**Problem details**
Write out the whole listing again, exactly.
= = = =
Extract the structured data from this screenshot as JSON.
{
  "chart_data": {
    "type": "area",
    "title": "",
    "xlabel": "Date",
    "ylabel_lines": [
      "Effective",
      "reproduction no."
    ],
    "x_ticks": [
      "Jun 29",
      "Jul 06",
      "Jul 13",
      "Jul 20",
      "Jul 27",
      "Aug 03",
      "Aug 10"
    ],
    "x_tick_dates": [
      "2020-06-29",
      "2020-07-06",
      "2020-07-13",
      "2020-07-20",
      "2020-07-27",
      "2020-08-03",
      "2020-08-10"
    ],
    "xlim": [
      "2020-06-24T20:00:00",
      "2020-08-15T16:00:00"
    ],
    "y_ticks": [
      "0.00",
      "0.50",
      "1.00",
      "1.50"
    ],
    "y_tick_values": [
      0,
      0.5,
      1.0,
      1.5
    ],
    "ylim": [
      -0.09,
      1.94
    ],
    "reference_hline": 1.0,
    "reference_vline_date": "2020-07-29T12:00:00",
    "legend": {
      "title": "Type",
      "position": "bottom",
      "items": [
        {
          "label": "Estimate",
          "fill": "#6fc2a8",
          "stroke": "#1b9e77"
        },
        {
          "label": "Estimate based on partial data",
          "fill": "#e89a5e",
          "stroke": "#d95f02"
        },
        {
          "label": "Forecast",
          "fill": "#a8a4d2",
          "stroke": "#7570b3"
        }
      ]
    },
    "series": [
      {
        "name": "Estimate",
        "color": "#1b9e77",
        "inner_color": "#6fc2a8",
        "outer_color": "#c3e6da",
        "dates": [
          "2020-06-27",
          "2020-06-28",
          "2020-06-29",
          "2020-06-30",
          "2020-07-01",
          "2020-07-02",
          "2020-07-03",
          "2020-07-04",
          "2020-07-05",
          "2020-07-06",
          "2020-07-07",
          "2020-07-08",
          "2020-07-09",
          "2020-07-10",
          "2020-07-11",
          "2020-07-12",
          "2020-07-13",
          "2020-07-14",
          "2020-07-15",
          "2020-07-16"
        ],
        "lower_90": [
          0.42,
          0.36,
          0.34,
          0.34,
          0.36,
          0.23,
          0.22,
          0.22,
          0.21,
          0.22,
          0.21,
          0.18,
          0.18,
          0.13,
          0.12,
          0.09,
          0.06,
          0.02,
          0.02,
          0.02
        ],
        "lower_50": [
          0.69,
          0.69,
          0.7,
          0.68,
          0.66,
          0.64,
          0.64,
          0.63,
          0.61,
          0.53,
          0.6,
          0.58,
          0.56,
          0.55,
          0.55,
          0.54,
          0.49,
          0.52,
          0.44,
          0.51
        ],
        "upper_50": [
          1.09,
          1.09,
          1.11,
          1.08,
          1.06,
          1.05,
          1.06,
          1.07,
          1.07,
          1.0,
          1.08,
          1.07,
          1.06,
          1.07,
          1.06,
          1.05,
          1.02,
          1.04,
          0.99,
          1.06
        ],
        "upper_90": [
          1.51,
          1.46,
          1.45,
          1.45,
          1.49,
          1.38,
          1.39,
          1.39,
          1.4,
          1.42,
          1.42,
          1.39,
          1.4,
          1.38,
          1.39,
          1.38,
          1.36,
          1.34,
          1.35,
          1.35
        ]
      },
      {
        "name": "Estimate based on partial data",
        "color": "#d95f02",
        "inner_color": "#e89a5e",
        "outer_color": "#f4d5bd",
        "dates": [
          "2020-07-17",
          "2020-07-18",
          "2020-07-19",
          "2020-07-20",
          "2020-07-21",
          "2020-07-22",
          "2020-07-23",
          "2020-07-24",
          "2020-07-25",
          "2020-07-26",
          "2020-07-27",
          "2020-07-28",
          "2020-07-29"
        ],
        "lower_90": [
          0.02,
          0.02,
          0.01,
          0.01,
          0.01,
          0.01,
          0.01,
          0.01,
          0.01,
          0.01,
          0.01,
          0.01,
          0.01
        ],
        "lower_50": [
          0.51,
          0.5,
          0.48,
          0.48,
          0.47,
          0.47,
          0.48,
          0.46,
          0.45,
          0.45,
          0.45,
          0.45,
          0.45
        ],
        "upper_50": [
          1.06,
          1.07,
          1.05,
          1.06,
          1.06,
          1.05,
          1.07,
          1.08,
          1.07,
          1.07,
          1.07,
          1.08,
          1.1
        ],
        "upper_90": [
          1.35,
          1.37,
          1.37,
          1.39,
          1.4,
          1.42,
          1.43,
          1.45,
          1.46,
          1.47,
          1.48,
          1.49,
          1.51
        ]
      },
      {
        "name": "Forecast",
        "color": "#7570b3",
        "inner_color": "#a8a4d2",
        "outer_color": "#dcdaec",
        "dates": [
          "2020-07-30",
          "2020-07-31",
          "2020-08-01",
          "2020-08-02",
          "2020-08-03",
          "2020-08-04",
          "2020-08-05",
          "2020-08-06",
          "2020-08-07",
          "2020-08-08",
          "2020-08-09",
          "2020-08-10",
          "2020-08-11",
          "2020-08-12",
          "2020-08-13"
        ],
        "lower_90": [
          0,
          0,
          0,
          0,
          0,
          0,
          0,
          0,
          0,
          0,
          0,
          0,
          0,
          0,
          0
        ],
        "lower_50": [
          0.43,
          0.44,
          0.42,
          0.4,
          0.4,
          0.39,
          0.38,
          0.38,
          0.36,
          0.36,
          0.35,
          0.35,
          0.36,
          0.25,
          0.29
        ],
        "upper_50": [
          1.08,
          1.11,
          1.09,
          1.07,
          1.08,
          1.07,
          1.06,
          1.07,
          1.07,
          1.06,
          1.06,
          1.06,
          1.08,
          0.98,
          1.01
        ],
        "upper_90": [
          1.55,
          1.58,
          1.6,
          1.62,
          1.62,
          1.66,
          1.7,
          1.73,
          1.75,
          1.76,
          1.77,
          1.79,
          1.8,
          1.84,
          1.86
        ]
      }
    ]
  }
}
= = = =
**Worked answer**
Extract the structured data from this screenshot as JSON.
{
  "chart_data": {
    "type": "area",
    "title": "",
    "xlabel": "Date",
    "ylabel_lines": [
      "Effective",
      "reproduction no."
    ],
    "x_ticks": [
      "Jun 29",
      "Jul 06",
      "Jul 13",
      "Jul 20",
      "Jul 27",
      "Aug 03",
      "Aug 10"
    ],
    "x_tick_dates": [
      "2020-06-29",
      "2020-07-06",
      "2020-07-13",
      "2020-07-20",
      "2020-07-27",
      "2020-08-03",
      "2020-08-10"
    ],
    "xlim": [
      "2020-06-24T20:00:00",
      "2020-08-15T16:00:00"
    ],
    "y_ticks": [
      "0.00",
      "0.50",
      "1.00",
      "1.50"
    ],
    "y_tick_values": [
      0,
      0.5,
      1.0,
      1.5
    ],
    "ylim": [
      -0.09,
      1.94
    ],
    "reference_hline": 1.0,
    "reference_vline_date": "2020-07-29T12:00:00",
    "legend": {
      "title": "Type",
      "position": "bottom",
      "items": [
        {
          "label": "Estimate",
          "fill": "#6fc2a8",
          "stroke": "#1b9e77"
        },
        {
          "label": "Estimate based on partial data",
          "fill": "#e89a5e",
          "stroke": "#d95f02"
        },
        {
          "label": "Forecast",
          "fill": "#a8a4d2",
          "stroke": "#7570b3"
        }
      ]
    },
    "series": [
      {
        "name": "Estimate",
        "color": "#1b9e77",
        "inner_color": "#6fc2a8",
        "outer_color": "#c3e6da",
        "dates": [
          "2020-06-27",
          "2020-06-28",
          "2020-06-29",
          "2020-06-30",
          "2020-07-01",
          "2020-07-02",
          "2020-07-03",
          "2020-07-04",
          "2020-07-05",
          "2020-07-06",
          "2020-07-07",
          "2020-07-08",
          "2020-07-09",
          "2020-07-10",
          "2020-07-11",
          "2020-07-12",
          "2020-07-13",
          "2020-07-14",
          "2020-07-15",
          "2020-07-16"
        ],
        "lower_90": [
          0.42,
          0.36,
          0.34,
          0.34,
          0.36,
          0.23,
          0.22,
          0.22,
          0.21,
          0.22,
          0.21,
          0.18,
          0.18,
          0.13,
          0.12,
          0.09,
          0.06,
          0.02,
          0.02,
          0.02
        ],
        "lower_50": [
          0.69,
          0.69,
          0.7,
          0.68,
          0.66,
          0.64,
          0.64,
          0.63,
          0.61,
          0.53,
          0.6,
          0.58,
          0.56,
          0.55,
          0.55,
          0.54,
          0.49,
          0.52,
          0.44,
          0.51
        ],
        "upper_50": [
          1.09,
          1.09,
          1.11,
          1.08,
          1.06,
          1.05,
          1.06,
          1.07,
          1.07,
          1.0,
          1.08,
          1.07,
          1.06,
          1.07,
          1.06,
          1.05,
          1.02,
          1.04,
          0.99,
          1.06
        ],
        "upper_90": [
          1.51,
          1.46,
          1.45,
          1.45,
          1.49,
          1.38,
          1.39,
          1.39,
          1.4,
          1.42,
          1.42,
          1.39,
          1.4,
          1.38,
          1.39,
          1.38,
          1.36,
          1.34,
          1.35,
          1.35
        ]
      },
      {
        "name": "Estimate based on partial data",
        "color": "#d95f02",
        "inner_color": "#e89a5e",
        "outer_color": "#f4d5bd",
        "dates": [
          "2020-07-17",
          "2020-07-18",
          "2020-07-19",
          "2020-07-20",
          "2020-07-21",
          "2020-07-22",
          "2020-07-23",
          "2020-07-24",
          "2020-07-25",
          "2020-07-26",
          "2020-07-27",
          "2020-07-28",
          "2020-07-29"
        ],
        "lower_90": [
          0.02,
          0.02,
          0.01,
          0.01,
          0.01,
          0.01,
          0.01,
          0.01,
          0.01,
          0.01,
          0.01,
          0.01,
          0.01
        ],
        "lower_50": [
          0.51,
          0.5,
          0.48,
          0.48,
          0.47,
          0.47,
          0.48,
          0.46,
          0.45,
          0.45,
          0.45,
          0.45,
          0.45
        ],
        "upper_50": [
          1.06,
          1.07,
          1.05,
          1.06,
          1.06,
          1.05,
          1.07,
          1.08,
          1.07,
          1.07,
          1.07,
          1.08,
          1.1
        ],
        "upper_90": [
          1.35,
          1.37,
          1.37,
          1.39,
          1.4,
          1.42,
          1.43,
          1.45,
          1.46,
          1.47,
          1.48,
          1.49,
          1.51
        ]
      },
      {
        "name": "Forecast",
        "color": "#7570b3",
        "inner_color": "#a8a4d2",
        "outer_color": "#dcdaec",
        "dates": [
          "2020-07-30",
          "2020-07-31",
          "2020-08-01",
          "2020-08-02",
          "2020-08-03",
          "2020-08-04",
          "2020-08-05",
          "2020-08-06",
          "2020-08-07",
          "2020-08-08",
          "2020-08-09",
          "2020-08-10",
          "2020-08-11",
          "2020-08-12",
          "2020-08-13"
        ],
        "lower_90": [
          0,
          0,
          0,
          0,
          0,
          0,
          0,
          0,
          0,
          0,
          0,
          0,
          0,
          0,
          0
        ],
        "lower_50": [
          0.43,
          0.44,
          0.42,
          0.4,
          0.4,
          0.39,
          0.38,
          0.38,
          0.36,
          0.36,
          0.35,
          0.35,
          0.36,
          0.25,
          0.29
        ],
        "upper_50": [
          1.08,
          1.11,
          1.09,
          1.07,
          1.08,
          1.07,
          1.06,
          1.07,
          1.07,
          1.06,
          1.06,
          1.06,
          1.08,
          0.98,
          1.01
        ],
        "upper_90": [
          1.55,
          1.58,
          1.6,
          1.62,
          1.62,
          1.66,
          1.7,
          1.73,
          1.75,
          1.76,
          1.77,
          1.79,
          1.8,
          1.84,
          1.86
        ]
      }
    ]
  }
}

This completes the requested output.